▸ **Records supplied**
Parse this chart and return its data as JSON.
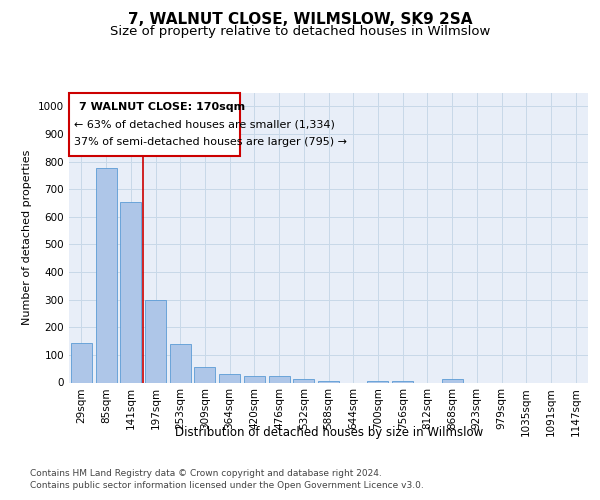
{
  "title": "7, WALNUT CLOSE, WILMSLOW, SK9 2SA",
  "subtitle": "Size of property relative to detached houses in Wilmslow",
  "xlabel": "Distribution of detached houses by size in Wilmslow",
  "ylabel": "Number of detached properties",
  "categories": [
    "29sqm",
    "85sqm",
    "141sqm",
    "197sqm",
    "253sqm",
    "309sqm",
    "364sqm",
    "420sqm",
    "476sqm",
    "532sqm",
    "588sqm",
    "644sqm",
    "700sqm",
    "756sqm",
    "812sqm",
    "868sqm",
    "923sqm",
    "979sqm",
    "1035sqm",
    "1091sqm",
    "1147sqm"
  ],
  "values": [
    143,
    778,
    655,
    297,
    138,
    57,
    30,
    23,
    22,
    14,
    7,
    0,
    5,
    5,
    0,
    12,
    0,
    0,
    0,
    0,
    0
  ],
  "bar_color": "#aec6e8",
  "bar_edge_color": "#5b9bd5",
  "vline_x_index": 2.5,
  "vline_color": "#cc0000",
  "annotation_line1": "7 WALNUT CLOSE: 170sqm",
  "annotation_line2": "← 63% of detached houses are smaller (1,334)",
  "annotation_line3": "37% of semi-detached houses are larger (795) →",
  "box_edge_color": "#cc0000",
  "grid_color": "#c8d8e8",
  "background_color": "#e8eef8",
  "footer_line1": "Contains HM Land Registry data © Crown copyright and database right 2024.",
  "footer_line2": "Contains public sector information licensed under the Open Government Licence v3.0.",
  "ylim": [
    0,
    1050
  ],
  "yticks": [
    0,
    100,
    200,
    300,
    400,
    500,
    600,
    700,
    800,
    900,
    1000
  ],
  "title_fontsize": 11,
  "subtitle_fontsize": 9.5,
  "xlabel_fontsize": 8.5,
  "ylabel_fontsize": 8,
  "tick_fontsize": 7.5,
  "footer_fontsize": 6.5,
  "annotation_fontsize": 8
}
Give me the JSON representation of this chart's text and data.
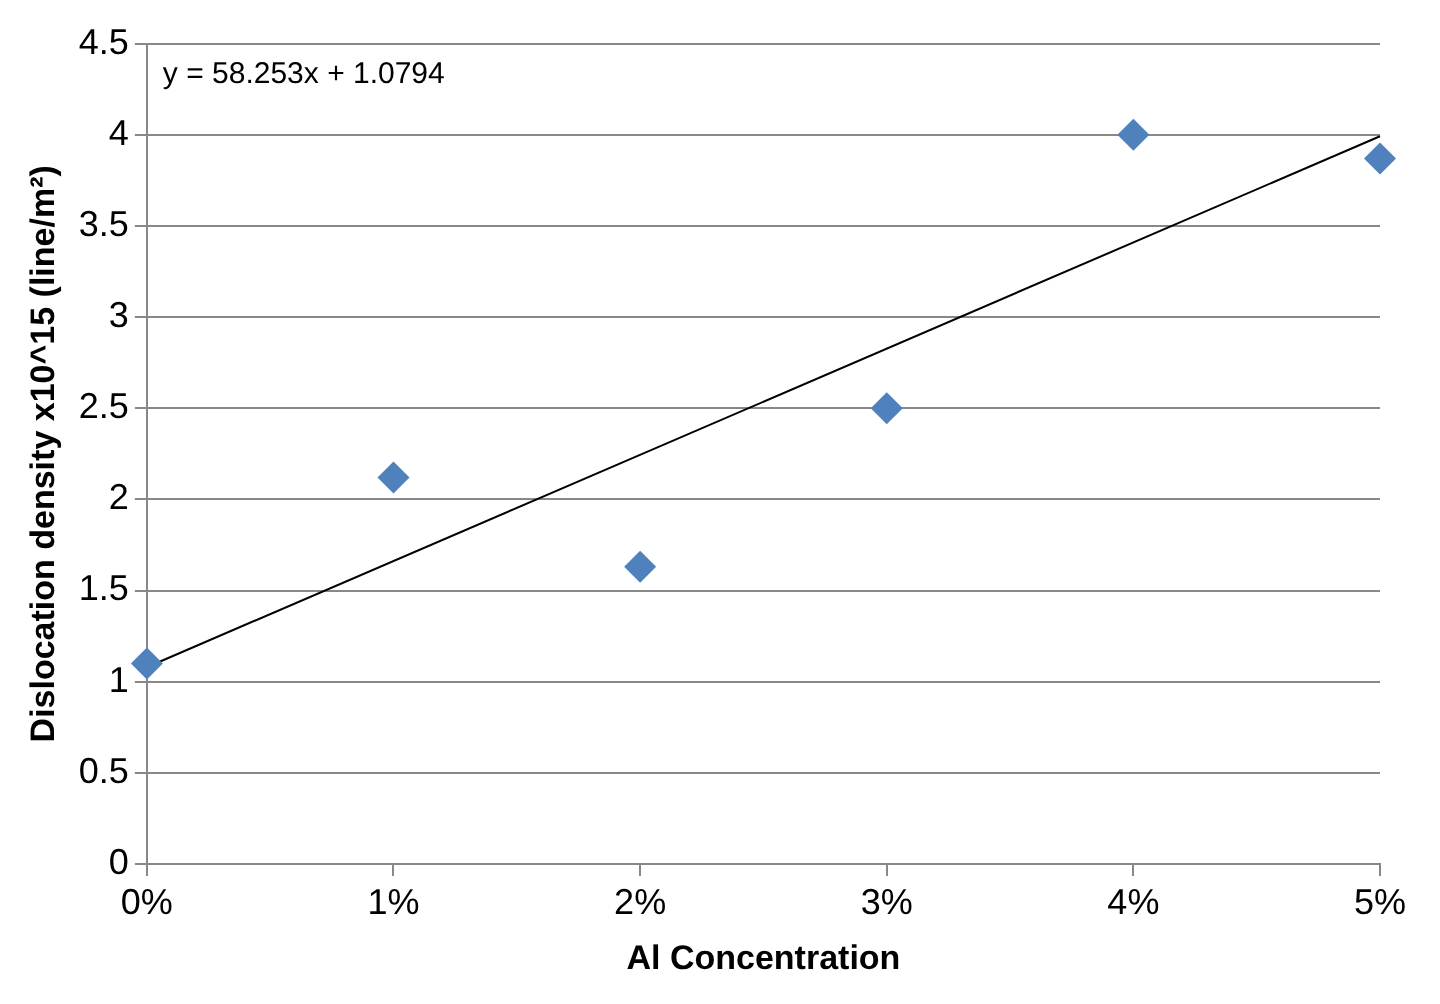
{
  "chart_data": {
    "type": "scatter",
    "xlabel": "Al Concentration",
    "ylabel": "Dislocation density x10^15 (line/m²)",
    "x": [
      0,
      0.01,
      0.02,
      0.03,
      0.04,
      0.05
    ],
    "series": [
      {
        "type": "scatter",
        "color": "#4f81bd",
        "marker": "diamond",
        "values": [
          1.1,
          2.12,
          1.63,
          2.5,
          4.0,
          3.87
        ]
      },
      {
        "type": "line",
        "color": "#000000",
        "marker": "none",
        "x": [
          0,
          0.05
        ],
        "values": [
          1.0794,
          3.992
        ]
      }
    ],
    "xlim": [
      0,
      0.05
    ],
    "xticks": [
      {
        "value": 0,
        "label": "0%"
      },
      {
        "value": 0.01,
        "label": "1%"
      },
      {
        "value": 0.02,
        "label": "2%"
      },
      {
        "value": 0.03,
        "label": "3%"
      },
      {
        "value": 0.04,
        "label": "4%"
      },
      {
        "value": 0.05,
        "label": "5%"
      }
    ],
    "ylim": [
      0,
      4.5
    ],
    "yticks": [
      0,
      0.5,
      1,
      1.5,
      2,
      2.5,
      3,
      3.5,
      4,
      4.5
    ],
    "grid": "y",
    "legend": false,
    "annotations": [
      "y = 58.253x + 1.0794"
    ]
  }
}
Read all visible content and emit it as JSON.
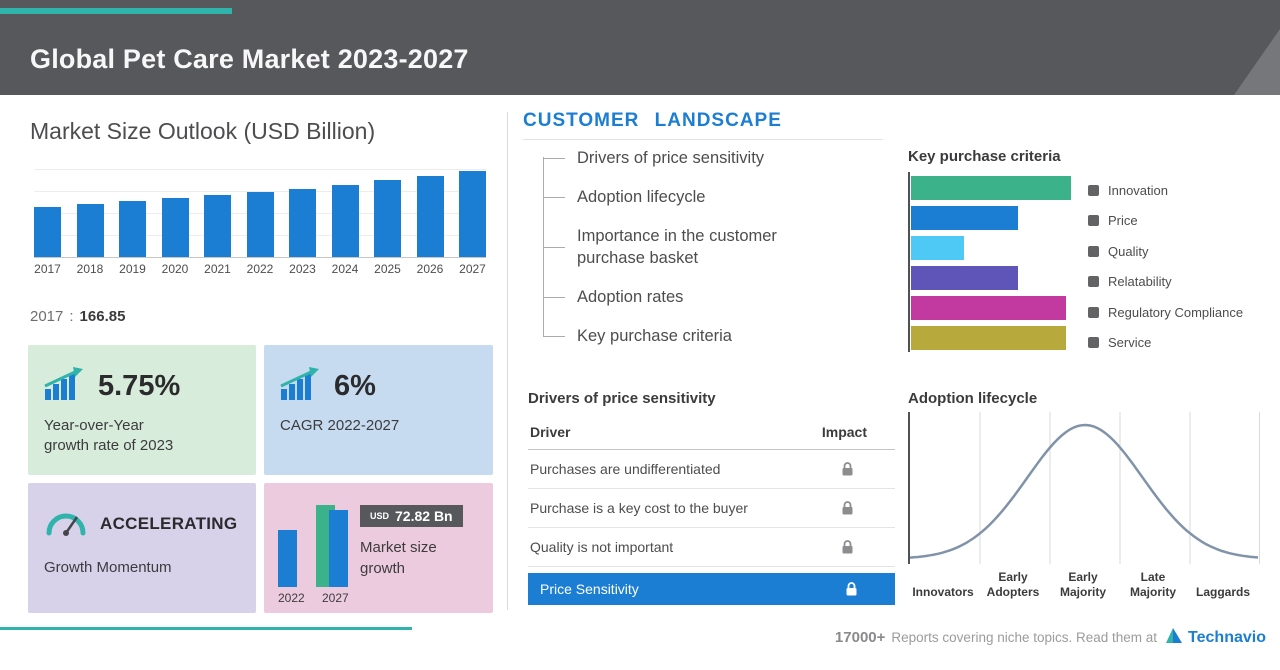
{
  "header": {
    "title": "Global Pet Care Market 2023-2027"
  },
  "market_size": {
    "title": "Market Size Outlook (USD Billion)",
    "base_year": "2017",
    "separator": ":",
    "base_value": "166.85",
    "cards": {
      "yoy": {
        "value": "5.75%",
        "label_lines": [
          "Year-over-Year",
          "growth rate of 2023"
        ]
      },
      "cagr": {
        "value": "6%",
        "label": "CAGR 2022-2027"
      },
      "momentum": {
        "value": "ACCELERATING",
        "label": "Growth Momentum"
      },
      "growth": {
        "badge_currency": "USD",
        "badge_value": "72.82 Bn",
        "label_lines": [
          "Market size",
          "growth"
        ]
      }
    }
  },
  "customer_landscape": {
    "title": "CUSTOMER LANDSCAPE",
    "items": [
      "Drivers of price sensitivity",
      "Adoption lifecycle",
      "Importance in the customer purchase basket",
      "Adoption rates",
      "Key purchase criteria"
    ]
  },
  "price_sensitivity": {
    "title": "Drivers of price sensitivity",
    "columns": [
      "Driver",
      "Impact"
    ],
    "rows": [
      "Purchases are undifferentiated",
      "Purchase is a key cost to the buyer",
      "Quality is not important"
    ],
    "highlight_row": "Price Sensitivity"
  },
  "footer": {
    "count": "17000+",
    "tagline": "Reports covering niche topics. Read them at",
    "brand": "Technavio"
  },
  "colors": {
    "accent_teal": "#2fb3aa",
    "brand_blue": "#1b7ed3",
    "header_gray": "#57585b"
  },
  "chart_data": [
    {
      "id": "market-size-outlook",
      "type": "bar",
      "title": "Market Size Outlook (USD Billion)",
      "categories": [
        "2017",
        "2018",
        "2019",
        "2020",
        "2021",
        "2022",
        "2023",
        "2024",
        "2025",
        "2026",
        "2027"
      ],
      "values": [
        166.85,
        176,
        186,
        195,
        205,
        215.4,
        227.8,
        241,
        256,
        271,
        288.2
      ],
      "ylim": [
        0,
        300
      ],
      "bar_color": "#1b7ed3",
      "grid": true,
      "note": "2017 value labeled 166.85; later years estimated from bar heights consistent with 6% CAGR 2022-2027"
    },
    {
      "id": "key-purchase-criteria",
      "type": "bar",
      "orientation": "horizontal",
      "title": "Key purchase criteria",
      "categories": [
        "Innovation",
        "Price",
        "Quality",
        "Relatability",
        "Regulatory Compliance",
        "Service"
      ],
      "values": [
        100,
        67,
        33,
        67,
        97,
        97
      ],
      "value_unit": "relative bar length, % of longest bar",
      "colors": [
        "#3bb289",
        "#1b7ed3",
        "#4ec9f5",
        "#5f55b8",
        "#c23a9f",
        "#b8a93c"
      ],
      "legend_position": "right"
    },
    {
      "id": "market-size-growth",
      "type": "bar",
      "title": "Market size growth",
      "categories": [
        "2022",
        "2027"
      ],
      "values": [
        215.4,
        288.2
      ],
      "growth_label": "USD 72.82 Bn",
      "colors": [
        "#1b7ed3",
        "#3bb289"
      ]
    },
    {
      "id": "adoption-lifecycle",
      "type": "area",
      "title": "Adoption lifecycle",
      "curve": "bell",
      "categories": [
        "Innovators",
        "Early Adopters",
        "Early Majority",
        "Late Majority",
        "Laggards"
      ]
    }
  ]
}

▸ **Written exercise**
Go through the data above and transcribe it in full, omitting any image.

▸ **Exercise output**
Parse this chart and return its data as JSON.
{
  "title": "7, WALNUT CLOSE, WILMSLOW, SK9 2SA",
  "subtitle": "Size of property relative to detached houses in Wilmslow",
  "xlabel": "Distribution of detached houses by size in Wilmslow",
  "ylabel": "Number of detached properties",
  "categories": [
    "29sqm",
    "85sqm",
    "141sqm",
    "197sqm",
    "253sqm",
    "309sqm",
    "364sqm",
    "420sqm",
    "476sqm",
    "532sqm",
    "588sqm",
    "644sqm",
    "700sqm",
    "756sqm",
    "812sqm",
    "868sqm",
    "923sqm",
    "979sqm",
    "1035sqm",
    "1091sqm",
    "1147sqm"
  ],
  "values": [
    143,
    778,
    655,
    297,
    138,
    57,
    30,
    23,
    22,
    14,
    7,
    0,
    5,
    5,
    0,
    12,
    0,
    0,
    0,
    0,
    0
  ],
  "bar_color": "#aec6e8",
  "bar_edge_color": "#5b9bd5",
  "vline_x_index": 2.5,
  "vline_color": "#cc0000",
  "annotation_line1": "7 WALNUT CLOSE: 170sqm",
  "annotation_line2": "← 63% of detached houses are smaller (1,334)",
  "annotation_line3": "37% of semi-detached houses are larger (795) →",
  "box_edge_color": "#cc0000",
  "grid_color": "#c8d8e8",
  "background_color": "#e8eef8",
  "footer_line1": "Contains HM Land Registry data © Crown copyright and database right 2024.",
  "footer_line2": "Contains public sector information licensed under the Open Government Licence v3.0.",
  "ylim": [
    0,
    1050
  ],
  "yticks": [
    0,
    100,
    200,
    300,
    400,
    500,
    600,
    700,
    800,
    900,
    1000
  ],
  "title_fontsize": 11,
  "subtitle_fontsize": 9.5,
  "xlabel_fontsize": 8.5,
  "ylabel_fontsize": 8,
  "tick_fontsize": 7.5,
  "footer_fontsize": 6.5,
  "annotation_fontsize": 8
}
Give me the JSON representation of this chart's text and data.
{
  "chart_data": {
    "type": "scatter",
    "xlabel": "Al Concentration",
    "ylabel": "Dislocation density x10^15 (line/m²)",
    "x": [
      0,
      0.01,
      0.02,
      0.03,
      0.04,
      0.05
    ],
    "series": [
      {
        "type": "scatter",
        "color": "#4f81bd",
        "marker": "diamond",
        "values": [
          1.1,
          2.12,
          1.63,
          2.5,
          4.0,
          3.87
        ]
      },
      {
        "type": "line",
        "color": "#000000",
        "marker": "none",
        "x": [
          0,
          0.05
        ],
        "values": [
          1.0794,
          3.992
        ]
      }
    ],
    "xlim": [
      0,
      0.05
    ],
    "xticks": [
      {
        "value": 0,
        "label": "0%"
      },
      {
        "value": 0.01,
        "label": "1%"
      },
      {
        "value": 0.02,
        "label": "2%"
      },
      {
        "value": 0.03,
        "label": "3%"
      },
      {
        "value": 0.04,
        "label": "4%"
      },
      {
        "value": 0.05,
        "label": "5%"
      }
    ],
    "ylim": [
      0,
      4.5
    ],
    "yticks": [
      0,
      0.5,
      1,
      1.5,
      2,
      2.5,
      3,
      3.5,
      4,
      4.5
    ],
    "grid": "y",
    "legend": false,
    "annotations": [
      "y = 58.253x + 1.0794"
    ]
  }
}
Read all visible content and emit it as JSON.
{
  "header": {
    "title": "Global Pet Care Market 2023-2027"
  },
  "market_size": {
    "title": "Market Size Outlook (USD Billion)",
    "base_year": "2017",
    "separator": ":",
    "base_value": "166.85",
    "cards": {
      "yoy": {
        "value": "5.75%",
        "label_lines": [
          "Year-over-Year",
          "growth rate of 2023"
        ]
      },
      "cagr": {
        "value": "6%",
        "label": "CAGR 2022-2027"
      },
      "momentum": {
        "value": "ACCELERATING",
        "label": "Growth Momentum"
      },
      "growth": {
        "badge_currency": "USD",
        "badge_value": "72.82 Bn",
        "label_lines": [
          "Market size",
          "growth"
        ]
      }
    }
  },
  "customer_landscape": {
    "title": "CUSTOMER LANDSCAPE",
    "items": [
      "Drivers of price sensitivity",
      "Adoption lifecycle",
      "Importance in the customer purchase basket",
      "Adoption rates",
      "Key purchase criteria"
    ]
  },
  "price_sensitivity": {
    "title": "Drivers of price sensitivity",
    "columns": [
      "Driver",
      "Impact"
    ],
    "rows": [
      "Purchases are undifferentiated",
      "Purchase is a key cost to the buyer",
      "Quality is not important"
    ],
    "highlight_row": "Price Sensitivity"
  },
  "footer": {
    "count": "17000+",
    "tagline": "Reports covering niche topics. Read them at",
    "brand": "Technavio"
  },
  "colors": {
    "accent_teal": "#2fb3aa",
    "brand_blue": "#1b7ed3",
    "header_gray": "#57585b"
  },
  "chart_data": [
    {
      "id": "market-size-outlook",
      "type": "bar",
      "title": "Market Size Outlook (USD Billion)",
      "categories": [
        "2017",
        "2018",
        "2019",
        "2020",
        "2021",
        "2022",
        "2023",
        "2024",
        "2025",
        "2026",
        "2027"
      ],
      "values": [
        166.85,
        176,
        186,
        195,
        205,
        215.4,
        227.8,
        241,
        256,
        271,
        288.2
      ],
      "ylim": [
        0,
        300
      ],
      "bar_color": "#1b7ed3",
      "grid": true,
      "note": "2017 value labeled 166.85; later years estimated from bar heights consistent with 6% CAGR 2022-2027"
    },
    {
      "id": "key-purchase-criteria",
      "type": "bar",
      "orientation": "horizontal",
      "title": "Key purchase criteria",
      "categories": [
        "Innovation",
        "Price",
        "Quality",
        "Relatability",
        "Regulatory Compliance",
        "Service"
      ],
      "values": [
        100,
        67,
        33,
        67,
        97,
        97
      ],
      "value_unit": "relative bar length, % of longest bar",
      "colors": [
        "#3bb289",
        "#1b7ed3",
        "#4ec9f5",
        "#5f55b8",
        "#c23a9f",
        "#b8a93c"
      ],
      "legend_position": "right"
    },
    {
      "id": "market-size-growth",
      "type": "bar",
      "title": "Market size growth",
      "categories": [
        "2022",
        "2027"
      ],
      "values": [
        215.4,
        288.2
      ],
      "growth_label": "USD 72.82 Bn",
      "colors": [
        "#1b7ed3",
        "#3bb289"
      ]
    },
    {
      "id": "adoption-lifecycle",
      "type": "area",
      "title": "Adoption lifecycle",
      "curve": "bell",
      "categories": [
        "Innovators",
        "Early Adopters",
        "Early Majority",
        "Late Majority",
        "Laggards"
      ]
    }
  ]
}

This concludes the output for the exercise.